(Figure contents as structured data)
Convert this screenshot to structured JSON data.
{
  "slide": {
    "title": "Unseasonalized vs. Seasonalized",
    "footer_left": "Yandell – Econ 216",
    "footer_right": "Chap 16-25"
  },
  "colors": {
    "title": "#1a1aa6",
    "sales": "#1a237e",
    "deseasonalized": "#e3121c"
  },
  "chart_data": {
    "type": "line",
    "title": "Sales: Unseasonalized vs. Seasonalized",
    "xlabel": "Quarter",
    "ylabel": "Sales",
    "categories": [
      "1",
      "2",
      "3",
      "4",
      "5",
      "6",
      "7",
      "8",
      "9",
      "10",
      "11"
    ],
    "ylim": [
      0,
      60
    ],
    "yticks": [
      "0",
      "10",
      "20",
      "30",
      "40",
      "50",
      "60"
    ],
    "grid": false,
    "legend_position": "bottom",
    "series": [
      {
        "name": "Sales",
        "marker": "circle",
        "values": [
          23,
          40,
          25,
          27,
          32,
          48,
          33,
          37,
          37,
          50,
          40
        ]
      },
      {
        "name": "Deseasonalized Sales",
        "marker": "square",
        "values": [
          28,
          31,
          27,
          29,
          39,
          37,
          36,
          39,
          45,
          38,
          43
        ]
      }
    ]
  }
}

SHORT PROBLEM:
Find each line in the records holding the string "Unseasonalized" and show it.

CORRECT OUTPUT:
    "title": "Unseasonalized vs. Seasonalized",
    "title": "Sales: Unseasonalized vs. Seasonalized",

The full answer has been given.